## Description of the task
All records below should be repeated exactly, with the pictures left out.

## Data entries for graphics
◇ ◇ ◇ ◇ ◇

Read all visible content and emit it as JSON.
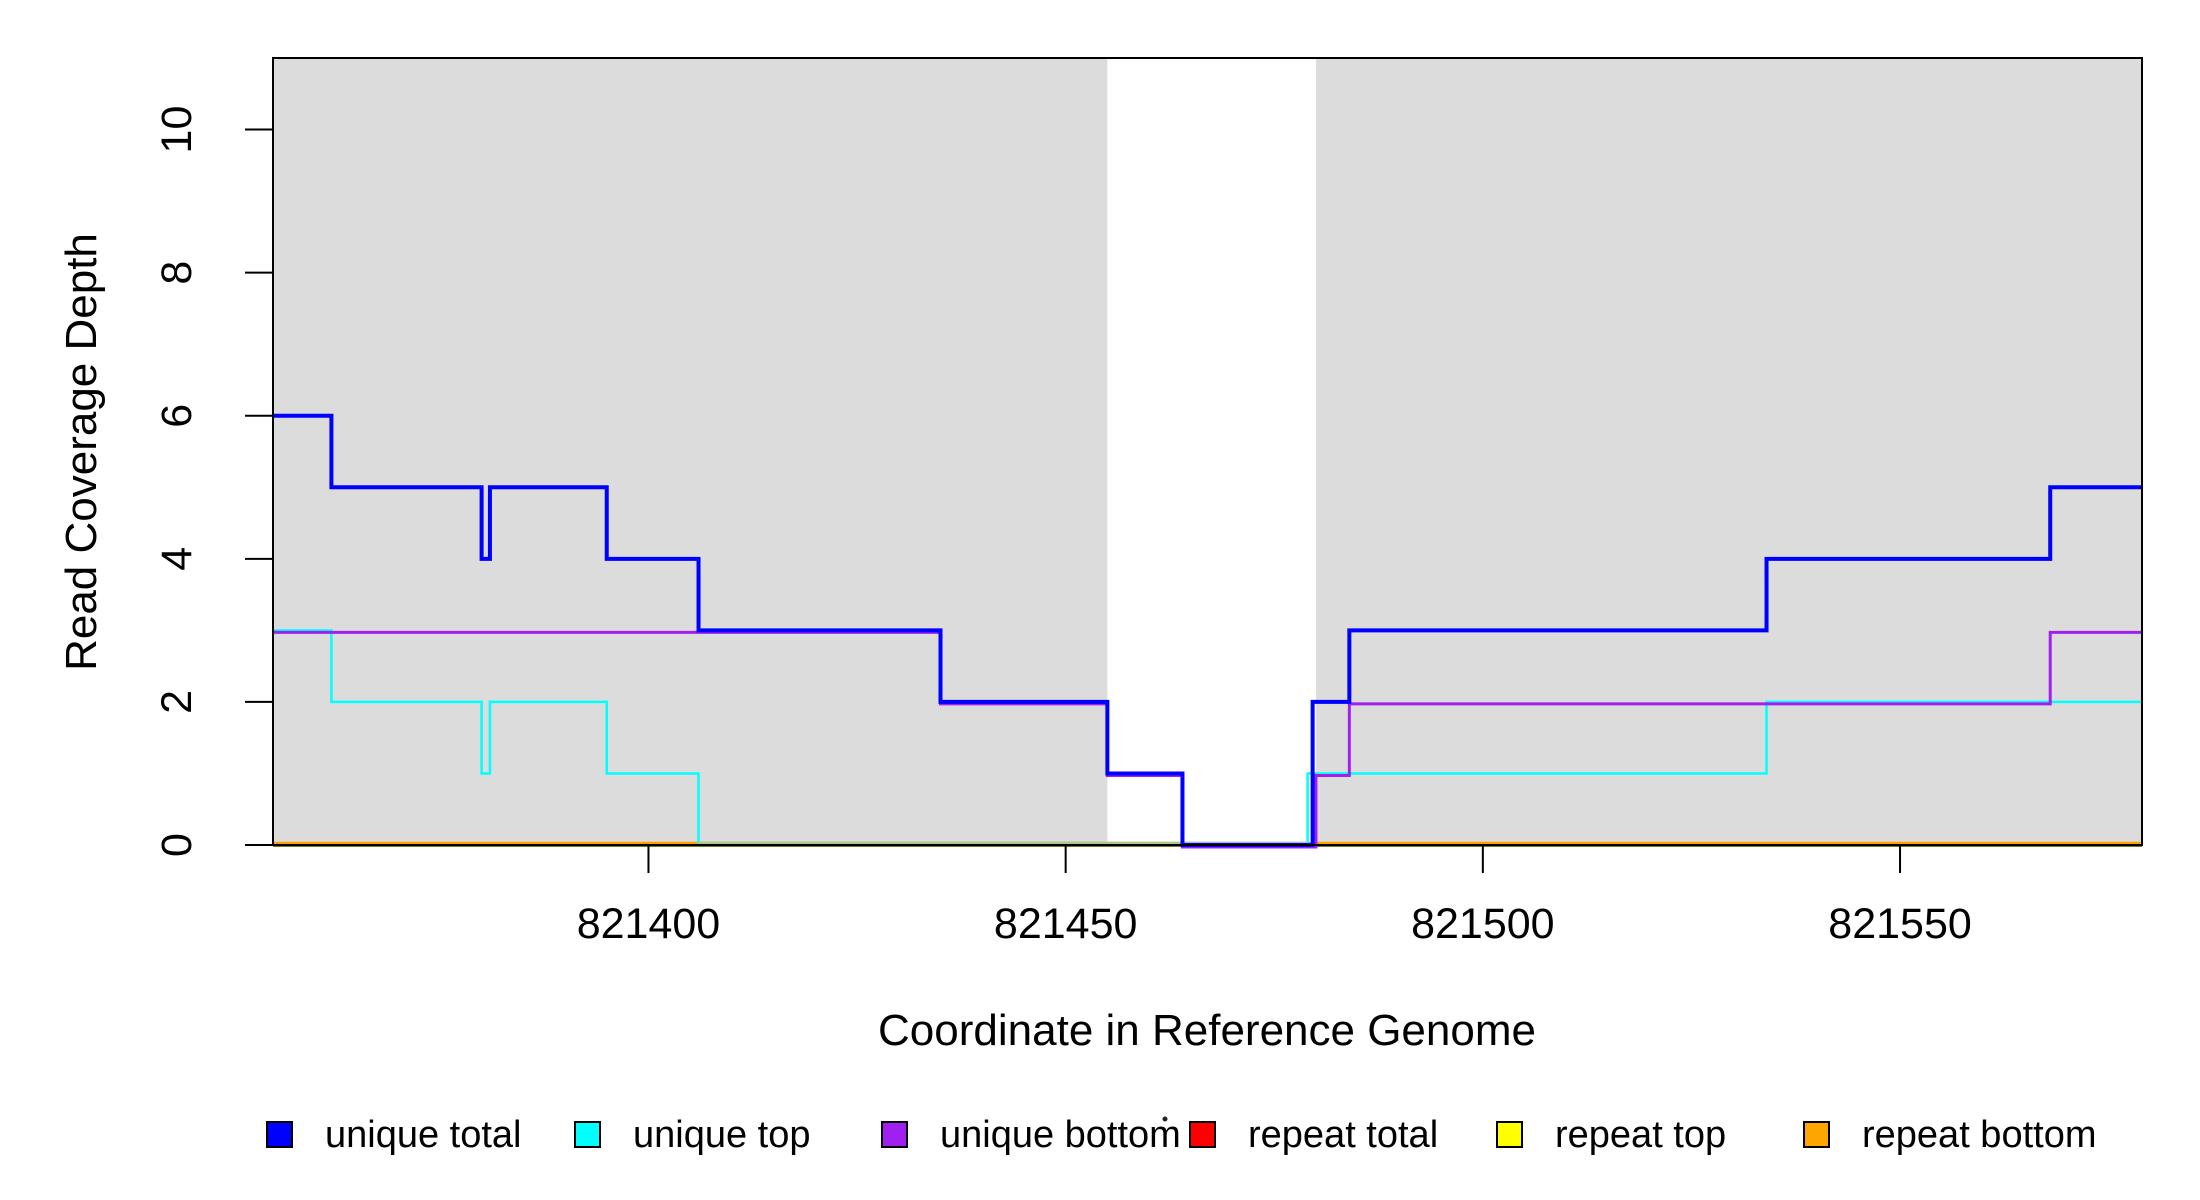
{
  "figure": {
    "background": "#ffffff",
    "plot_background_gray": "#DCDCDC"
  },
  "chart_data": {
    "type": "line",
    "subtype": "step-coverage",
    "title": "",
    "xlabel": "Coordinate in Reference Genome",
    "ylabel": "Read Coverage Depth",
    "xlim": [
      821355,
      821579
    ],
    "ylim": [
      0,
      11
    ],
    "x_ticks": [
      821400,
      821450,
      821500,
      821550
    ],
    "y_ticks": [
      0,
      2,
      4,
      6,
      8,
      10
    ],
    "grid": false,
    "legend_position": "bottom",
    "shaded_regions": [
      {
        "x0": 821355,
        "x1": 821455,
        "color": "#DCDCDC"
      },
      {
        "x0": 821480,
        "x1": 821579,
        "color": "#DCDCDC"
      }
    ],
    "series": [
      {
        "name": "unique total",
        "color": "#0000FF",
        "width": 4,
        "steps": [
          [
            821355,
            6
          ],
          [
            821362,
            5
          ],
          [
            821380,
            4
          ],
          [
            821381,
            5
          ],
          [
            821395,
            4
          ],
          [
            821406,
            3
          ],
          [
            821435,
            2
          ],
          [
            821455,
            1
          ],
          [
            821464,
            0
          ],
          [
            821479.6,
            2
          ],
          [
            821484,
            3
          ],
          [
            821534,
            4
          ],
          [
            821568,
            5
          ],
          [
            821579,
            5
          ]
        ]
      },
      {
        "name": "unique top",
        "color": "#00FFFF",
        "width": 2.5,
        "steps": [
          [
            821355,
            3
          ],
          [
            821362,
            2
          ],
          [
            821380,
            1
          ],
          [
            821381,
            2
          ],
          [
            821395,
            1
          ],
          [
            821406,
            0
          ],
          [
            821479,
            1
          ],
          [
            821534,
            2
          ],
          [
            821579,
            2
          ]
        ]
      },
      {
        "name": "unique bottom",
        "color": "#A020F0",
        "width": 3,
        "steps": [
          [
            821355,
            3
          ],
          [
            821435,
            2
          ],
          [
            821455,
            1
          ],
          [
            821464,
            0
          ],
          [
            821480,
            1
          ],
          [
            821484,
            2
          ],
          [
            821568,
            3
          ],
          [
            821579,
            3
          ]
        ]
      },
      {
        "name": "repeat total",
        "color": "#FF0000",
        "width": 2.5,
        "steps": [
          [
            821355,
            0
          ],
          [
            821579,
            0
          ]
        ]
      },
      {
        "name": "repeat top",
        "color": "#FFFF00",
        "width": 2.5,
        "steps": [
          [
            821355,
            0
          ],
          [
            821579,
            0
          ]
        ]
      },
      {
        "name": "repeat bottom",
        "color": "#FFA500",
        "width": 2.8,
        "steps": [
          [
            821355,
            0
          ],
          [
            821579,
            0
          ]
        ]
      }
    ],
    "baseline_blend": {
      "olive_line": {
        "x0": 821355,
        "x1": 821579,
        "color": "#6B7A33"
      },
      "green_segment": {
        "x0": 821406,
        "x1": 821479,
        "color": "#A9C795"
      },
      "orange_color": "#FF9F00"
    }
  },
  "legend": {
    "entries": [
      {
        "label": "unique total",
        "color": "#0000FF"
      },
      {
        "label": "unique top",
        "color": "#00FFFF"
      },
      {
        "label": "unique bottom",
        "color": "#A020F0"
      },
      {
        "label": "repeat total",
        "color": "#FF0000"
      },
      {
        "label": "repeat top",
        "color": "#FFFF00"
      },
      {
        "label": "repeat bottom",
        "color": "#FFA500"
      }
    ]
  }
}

◇ ◇ ◇ ◇ ◇

## Answer to the exercise
Read all visible content and emit it as JSON.
{
  "figure": {
    "background": "#ffffff",
    "plot_background_gray": "#DCDCDC"
  },
  "chart_data": {
    "type": "line",
    "subtype": "step-coverage",
    "title": "",
    "xlabel": "Coordinate in Reference Genome",
    "ylabel": "Read Coverage Depth",
    "xlim": [
      821355,
      821579
    ],
    "ylim": [
      0,
      11
    ],
    "x_ticks": [
      821400,
      821450,
      821500,
      821550
    ],
    "y_ticks": [
      0,
      2,
      4,
      6,
      8,
      10
    ],
    "grid": false,
    "legend_position": "bottom",
    "shaded_regions": [
      {
        "x0": 821355,
        "x1": 821455,
        "color": "#DCDCDC"
      },
      {
        "x0": 821480,
        "x1": 821579,
        "color": "#DCDCDC"
      }
    ],
    "series": [
      {
        "name": "unique total",
        "color": "#0000FF",
        "width": 4,
        "steps": [
          [
            821355,
            6
          ],
          [
            821362,
            5
          ],
          [
            821380,
            4
          ],
          [
            821381,
            5
          ],
          [
            821395,
            4
          ],
          [
            821406,
            3
          ],
          [
            821435,
            2
          ],
          [
            821455,
            1
          ],
          [
            821464,
            0
          ],
          [
            821479.6,
            2
          ],
          [
            821484,
            3
          ],
          [
            821534,
            4
          ],
          [
            821568,
            5
          ],
          [
            821579,
            5
          ]
        ]
      },
      {
        "name": "unique top",
        "color": "#00FFFF",
        "width": 2.5,
        "steps": [
          [
            821355,
            3
          ],
          [
            821362,
            2
          ],
          [
            821380,
            1
          ],
          [
            821381,
            2
          ],
          [
            821395,
            1
          ],
          [
            821406,
            0
          ],
          [
            821479,
            1
          ],
          [
            821534,
            2
          ],
          [
            821579,
            2
          ]
        ]
      },
      {
        "name": "unique bottom",
        "color": "#A020F0",
        "width": 3,
        "steps": [
          [
            821355,
            3
          ],
          [
            821435,
            2
          ],
          [
            821455,
            1
          ],
          [
            821464,
            0
          ],
          [
            821480,
            1
          ],
          [
            821484,
            2
          ],
          [
            821568,
            3
          ],
          [
            821579,
            3
          ]
        ]
      },
      {
        "name": "repeat total",
        "color": "#FF0000",
        "width": 2.5,
        "steps": [
          [
            821355,
            0
          ],
          [
            821579,
            0
          ]
        ]
      },
      {
        "name": "repeat top",
        "color": "#FFFF00",
        "width": 2.5,
        "steps": [
          [
            821355,
            0
          ],
          [
            821579,
            0
          ]
        ]
      },
      {
        "name": "repeat bottom",
        "color": "#FFA500",
        "width": 2.8,
        "steps": [
          [
            821355,
            0
          ],
          [
            821579,
            0
          ]
        ]
      }
    ],
    "baseline_blend": {
      "olive_line": {
        "x0": 821355,
        "x1": 821579,
        "color": "#6B7A33"
      },
      "green_segment": {
        "x0": 821406,
        "x1": 821479,
        "color": "#A9C795"
      },
      "orange_color": "#FF9F00"
    }
  },
  "legend": {
    "entries": [
      {
        "label": "unique total",
        "color": "#0000FF"
      },
      {
        "label": "unique top",
        "color": "#00FFFF"
      },
      {
        "label": "unique bottom",
        "color": "#A020F0"
      },
      {
        "label": "repeat total",
        "color": "#FF0000"
      },
      {
        "label": "repeat top",
        "color": "#FFFF00"
      },
      {
        "label": "repeat bottom",
        "color": "#FFA500"
      }
    ]
  }
}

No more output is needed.